■ What is expected ■
Look over the lines below. Report each one that includes the string "Doamne".

## Start

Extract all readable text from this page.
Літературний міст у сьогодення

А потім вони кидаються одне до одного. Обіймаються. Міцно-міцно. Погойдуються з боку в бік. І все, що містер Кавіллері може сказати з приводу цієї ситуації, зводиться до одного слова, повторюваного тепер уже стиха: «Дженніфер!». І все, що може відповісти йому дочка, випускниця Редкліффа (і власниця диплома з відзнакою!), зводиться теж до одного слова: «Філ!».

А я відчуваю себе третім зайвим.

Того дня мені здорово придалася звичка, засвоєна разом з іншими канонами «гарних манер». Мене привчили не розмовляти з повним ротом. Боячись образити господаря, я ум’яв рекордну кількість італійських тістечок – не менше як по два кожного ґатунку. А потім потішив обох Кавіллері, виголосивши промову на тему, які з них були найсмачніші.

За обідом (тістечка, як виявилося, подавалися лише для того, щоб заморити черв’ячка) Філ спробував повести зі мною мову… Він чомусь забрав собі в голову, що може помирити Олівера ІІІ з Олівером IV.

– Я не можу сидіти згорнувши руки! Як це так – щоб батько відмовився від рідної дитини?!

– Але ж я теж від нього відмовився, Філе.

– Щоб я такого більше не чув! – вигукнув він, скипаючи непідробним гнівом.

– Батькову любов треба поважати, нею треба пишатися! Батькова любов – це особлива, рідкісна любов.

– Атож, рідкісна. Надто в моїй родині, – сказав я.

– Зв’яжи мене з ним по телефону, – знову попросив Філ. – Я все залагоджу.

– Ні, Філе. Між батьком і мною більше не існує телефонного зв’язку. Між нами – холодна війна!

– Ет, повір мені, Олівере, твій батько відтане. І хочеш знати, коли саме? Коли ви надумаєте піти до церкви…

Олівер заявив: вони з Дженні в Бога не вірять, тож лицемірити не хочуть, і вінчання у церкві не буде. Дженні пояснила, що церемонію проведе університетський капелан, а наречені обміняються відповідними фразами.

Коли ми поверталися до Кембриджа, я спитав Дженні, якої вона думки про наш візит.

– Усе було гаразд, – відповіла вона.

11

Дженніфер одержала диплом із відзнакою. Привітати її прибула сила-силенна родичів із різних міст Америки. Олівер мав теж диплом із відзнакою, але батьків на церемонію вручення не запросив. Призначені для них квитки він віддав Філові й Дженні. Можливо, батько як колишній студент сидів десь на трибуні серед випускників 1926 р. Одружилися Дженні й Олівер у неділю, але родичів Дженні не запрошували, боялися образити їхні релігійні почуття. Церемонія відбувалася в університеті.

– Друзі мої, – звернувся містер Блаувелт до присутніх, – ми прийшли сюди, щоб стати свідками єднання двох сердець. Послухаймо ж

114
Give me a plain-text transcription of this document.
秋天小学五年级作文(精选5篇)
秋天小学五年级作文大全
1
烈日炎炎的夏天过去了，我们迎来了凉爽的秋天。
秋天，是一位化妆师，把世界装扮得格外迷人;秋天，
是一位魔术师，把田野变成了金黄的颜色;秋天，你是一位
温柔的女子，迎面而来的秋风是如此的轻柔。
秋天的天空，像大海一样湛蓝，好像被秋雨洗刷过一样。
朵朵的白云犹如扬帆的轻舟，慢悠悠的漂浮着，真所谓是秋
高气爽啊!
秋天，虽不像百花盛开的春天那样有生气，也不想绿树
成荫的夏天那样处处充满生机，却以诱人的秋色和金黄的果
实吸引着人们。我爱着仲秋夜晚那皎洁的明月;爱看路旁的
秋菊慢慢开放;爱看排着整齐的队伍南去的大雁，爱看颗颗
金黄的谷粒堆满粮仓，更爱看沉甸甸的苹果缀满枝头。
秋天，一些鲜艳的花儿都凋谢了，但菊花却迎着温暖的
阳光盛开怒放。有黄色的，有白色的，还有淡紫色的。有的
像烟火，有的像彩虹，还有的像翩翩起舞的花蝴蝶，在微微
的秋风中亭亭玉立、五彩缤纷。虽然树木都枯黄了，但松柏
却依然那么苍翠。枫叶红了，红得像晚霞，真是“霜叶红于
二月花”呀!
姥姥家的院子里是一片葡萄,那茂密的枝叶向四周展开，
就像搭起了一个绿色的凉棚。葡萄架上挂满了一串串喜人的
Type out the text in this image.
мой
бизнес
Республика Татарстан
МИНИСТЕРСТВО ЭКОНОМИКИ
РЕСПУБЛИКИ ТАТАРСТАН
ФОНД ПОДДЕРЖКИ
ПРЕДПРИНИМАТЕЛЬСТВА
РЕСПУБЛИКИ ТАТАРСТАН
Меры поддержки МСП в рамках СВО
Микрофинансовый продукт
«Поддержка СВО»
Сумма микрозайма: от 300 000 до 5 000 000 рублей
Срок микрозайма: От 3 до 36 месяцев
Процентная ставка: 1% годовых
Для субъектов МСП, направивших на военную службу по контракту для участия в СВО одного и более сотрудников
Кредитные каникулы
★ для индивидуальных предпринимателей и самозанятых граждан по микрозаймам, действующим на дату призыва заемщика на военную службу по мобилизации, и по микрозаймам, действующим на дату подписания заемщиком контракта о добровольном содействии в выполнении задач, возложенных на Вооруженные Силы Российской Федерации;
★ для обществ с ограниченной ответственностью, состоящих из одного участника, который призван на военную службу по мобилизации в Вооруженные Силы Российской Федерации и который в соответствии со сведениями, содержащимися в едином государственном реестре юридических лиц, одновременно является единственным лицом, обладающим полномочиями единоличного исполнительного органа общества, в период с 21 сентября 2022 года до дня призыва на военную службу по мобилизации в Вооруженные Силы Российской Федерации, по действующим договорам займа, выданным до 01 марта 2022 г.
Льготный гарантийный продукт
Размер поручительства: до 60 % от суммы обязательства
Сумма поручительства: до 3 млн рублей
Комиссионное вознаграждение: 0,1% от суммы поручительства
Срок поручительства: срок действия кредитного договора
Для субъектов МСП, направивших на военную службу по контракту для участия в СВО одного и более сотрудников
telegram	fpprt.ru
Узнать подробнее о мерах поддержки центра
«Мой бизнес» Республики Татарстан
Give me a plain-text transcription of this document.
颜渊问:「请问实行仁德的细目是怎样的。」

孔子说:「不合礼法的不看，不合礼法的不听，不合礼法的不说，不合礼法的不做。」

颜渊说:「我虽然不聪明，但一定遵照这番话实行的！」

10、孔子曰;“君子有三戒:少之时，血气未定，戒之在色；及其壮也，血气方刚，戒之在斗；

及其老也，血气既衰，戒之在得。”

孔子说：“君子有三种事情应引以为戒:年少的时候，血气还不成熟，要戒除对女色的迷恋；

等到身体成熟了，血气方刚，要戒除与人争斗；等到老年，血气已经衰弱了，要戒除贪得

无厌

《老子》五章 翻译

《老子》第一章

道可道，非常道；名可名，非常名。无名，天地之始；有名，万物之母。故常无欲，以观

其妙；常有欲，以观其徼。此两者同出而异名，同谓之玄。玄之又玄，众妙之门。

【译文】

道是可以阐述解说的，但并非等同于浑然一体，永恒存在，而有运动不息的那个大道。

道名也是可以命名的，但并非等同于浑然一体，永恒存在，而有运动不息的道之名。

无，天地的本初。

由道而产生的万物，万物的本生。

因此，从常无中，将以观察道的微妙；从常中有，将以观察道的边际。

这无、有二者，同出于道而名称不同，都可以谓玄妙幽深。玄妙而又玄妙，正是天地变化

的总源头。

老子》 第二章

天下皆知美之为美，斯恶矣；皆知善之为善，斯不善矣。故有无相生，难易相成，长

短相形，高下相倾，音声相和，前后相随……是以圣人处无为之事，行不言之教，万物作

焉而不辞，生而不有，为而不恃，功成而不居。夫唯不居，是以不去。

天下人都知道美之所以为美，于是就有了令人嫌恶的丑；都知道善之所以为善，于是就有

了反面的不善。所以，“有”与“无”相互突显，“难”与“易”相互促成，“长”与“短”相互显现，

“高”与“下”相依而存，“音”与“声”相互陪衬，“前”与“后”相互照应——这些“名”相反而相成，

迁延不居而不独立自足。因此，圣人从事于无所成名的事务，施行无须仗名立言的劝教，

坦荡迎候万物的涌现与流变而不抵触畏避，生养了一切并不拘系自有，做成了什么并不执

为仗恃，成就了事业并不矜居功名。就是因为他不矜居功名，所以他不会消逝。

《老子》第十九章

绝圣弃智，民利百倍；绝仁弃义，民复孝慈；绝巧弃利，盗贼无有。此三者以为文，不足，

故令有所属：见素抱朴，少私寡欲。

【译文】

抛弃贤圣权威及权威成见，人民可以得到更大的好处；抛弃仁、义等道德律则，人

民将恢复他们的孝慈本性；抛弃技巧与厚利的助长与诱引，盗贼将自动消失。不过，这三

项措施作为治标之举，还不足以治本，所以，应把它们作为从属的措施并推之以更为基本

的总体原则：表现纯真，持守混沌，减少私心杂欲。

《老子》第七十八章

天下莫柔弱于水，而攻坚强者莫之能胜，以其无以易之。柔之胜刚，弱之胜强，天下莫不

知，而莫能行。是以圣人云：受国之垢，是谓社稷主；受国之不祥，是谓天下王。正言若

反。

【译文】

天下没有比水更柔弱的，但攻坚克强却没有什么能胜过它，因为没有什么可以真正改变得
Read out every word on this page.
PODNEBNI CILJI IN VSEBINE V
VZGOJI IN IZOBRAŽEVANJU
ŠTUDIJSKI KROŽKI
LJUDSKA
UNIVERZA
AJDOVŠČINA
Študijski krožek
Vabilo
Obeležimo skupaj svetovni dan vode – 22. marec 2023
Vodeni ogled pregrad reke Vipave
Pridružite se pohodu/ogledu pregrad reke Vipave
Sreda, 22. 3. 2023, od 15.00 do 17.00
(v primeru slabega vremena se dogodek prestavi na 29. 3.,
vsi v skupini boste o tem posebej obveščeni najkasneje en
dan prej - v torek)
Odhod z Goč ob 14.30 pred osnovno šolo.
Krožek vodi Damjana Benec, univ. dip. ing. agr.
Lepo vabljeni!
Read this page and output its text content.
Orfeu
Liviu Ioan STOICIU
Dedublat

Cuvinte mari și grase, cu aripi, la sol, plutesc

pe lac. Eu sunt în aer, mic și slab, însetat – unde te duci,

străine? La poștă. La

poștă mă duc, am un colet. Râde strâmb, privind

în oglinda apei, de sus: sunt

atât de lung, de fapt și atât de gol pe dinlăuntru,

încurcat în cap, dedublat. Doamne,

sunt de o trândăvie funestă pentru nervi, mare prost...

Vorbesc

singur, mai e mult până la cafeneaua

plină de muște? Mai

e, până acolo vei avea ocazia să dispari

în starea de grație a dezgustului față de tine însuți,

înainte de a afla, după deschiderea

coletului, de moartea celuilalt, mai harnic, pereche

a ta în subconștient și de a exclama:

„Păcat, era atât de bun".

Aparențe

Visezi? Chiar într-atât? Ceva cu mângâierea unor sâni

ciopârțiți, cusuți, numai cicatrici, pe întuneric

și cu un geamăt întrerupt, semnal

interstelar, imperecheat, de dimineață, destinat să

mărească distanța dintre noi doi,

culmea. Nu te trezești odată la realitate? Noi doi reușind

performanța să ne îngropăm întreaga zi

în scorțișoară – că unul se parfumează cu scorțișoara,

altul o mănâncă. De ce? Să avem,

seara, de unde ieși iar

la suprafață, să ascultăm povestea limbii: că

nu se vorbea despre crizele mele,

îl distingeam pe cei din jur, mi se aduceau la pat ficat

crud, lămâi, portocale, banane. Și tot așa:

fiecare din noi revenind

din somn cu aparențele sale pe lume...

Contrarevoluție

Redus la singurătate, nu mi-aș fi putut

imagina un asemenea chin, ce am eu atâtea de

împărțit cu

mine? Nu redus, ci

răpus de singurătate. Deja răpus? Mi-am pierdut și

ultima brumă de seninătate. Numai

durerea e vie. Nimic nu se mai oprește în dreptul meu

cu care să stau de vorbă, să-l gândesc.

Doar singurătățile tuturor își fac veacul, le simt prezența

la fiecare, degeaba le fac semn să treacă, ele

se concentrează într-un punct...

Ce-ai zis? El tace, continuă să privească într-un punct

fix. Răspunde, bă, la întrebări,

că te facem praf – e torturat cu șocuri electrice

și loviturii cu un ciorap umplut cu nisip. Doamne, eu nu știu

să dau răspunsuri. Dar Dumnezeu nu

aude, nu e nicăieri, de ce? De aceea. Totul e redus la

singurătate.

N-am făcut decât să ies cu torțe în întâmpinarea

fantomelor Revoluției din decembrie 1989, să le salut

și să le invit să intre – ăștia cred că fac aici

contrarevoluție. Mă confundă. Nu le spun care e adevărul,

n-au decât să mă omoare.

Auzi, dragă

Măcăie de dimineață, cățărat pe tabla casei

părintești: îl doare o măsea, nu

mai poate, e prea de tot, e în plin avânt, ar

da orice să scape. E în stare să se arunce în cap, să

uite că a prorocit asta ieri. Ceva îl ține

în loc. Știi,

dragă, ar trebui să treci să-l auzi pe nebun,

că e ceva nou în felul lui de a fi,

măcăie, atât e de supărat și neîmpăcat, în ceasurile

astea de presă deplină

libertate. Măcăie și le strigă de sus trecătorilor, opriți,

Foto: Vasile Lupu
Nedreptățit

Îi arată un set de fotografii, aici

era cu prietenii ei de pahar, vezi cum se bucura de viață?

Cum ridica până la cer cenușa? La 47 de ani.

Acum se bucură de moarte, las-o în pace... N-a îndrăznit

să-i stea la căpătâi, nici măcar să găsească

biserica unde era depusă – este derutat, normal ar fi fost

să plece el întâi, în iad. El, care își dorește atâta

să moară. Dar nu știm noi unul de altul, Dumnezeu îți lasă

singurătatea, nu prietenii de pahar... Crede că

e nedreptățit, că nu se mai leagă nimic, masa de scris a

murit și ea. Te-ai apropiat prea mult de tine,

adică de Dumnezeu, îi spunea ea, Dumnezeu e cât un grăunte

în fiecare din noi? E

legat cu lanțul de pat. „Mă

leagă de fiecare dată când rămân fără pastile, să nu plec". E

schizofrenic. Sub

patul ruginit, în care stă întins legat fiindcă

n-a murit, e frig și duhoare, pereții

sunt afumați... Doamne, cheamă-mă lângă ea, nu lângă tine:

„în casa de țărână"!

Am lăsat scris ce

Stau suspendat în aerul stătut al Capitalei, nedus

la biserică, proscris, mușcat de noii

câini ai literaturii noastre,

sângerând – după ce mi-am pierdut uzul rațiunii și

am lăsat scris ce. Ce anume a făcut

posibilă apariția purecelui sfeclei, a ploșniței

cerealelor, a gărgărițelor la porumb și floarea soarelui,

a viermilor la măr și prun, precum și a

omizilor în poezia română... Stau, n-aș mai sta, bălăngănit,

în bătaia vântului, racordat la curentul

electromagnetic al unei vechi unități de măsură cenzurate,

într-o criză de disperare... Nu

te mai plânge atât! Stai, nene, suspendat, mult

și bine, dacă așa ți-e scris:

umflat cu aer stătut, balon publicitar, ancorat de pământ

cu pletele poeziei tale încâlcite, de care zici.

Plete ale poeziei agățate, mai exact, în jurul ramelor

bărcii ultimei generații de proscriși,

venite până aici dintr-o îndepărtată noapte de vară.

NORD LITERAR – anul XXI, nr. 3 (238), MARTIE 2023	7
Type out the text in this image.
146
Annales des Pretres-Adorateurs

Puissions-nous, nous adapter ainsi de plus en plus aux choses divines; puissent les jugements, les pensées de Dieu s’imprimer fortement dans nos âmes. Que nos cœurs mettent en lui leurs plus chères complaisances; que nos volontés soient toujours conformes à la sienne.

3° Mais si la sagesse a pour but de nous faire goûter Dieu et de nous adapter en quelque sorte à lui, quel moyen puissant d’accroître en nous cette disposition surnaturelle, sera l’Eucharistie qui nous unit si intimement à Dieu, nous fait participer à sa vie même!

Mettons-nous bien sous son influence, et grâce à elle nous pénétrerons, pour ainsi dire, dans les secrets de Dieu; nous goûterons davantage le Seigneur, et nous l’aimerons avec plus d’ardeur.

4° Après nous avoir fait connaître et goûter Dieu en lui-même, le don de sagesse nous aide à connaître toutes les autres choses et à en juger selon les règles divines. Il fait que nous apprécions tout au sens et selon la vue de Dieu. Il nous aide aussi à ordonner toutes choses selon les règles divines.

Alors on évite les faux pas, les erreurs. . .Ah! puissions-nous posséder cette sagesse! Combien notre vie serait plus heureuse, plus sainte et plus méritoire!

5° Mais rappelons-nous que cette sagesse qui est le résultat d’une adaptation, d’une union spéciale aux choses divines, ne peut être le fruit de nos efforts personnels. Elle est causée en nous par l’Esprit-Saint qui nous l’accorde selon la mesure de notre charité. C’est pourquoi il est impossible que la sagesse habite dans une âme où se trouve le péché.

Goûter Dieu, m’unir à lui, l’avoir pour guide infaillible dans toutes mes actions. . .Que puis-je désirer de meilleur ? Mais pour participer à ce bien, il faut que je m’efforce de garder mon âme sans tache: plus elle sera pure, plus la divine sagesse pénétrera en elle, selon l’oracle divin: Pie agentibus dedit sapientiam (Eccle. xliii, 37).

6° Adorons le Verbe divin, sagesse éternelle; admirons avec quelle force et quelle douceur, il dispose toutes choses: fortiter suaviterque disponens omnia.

## End

■ Result of the exercise ■
încurcat în cap, dedublat. Doamne,
și loviturii cu un ciorap umplut cu nisip. Doamne, eu nu știu
sunt afumați... Doamne, cheamă-mă lângă ea, nu lângă tine:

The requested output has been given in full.